GIVEN DATA -

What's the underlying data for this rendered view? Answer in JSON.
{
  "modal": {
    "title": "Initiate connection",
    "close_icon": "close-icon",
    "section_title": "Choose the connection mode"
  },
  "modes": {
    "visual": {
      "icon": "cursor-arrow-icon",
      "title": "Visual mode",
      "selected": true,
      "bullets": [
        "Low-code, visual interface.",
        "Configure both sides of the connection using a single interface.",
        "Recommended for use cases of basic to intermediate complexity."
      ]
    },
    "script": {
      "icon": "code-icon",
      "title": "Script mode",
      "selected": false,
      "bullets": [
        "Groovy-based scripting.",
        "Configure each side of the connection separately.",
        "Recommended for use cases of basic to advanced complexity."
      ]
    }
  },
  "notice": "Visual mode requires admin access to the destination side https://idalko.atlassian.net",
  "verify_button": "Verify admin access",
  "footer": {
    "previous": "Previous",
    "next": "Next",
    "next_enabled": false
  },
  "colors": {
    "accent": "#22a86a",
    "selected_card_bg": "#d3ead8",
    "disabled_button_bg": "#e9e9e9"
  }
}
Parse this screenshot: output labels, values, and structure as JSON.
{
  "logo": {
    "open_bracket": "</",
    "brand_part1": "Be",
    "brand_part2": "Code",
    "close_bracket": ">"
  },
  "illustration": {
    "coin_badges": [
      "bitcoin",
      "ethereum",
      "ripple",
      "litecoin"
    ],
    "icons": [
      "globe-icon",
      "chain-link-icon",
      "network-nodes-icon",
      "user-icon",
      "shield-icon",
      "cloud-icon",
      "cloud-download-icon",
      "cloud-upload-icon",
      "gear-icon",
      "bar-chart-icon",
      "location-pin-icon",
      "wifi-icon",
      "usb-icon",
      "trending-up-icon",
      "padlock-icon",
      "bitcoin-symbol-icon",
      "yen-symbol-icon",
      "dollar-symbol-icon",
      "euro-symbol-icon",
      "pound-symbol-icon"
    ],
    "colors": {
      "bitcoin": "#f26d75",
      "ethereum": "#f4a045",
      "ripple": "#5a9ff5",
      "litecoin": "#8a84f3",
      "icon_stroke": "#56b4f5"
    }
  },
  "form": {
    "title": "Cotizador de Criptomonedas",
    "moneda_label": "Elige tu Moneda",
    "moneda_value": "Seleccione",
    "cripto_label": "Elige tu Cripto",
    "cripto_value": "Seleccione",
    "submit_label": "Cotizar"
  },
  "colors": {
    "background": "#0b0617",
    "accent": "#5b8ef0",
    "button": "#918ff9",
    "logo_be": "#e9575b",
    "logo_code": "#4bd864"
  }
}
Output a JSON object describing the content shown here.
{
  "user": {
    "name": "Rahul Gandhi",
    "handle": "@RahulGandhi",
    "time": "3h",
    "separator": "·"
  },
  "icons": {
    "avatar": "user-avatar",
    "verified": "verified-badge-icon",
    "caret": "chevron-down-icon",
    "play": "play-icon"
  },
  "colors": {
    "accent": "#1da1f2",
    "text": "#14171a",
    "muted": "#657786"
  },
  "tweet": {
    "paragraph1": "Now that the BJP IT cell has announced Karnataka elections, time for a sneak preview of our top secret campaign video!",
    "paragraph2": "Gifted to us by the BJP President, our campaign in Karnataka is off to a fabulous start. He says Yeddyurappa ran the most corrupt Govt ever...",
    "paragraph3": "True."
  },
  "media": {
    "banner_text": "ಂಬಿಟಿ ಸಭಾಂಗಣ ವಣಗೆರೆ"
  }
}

WHAT TO WORK ON - Of all the lines in the data above, state how many include "connection". Say only the number.

TASK RESPONSE - 4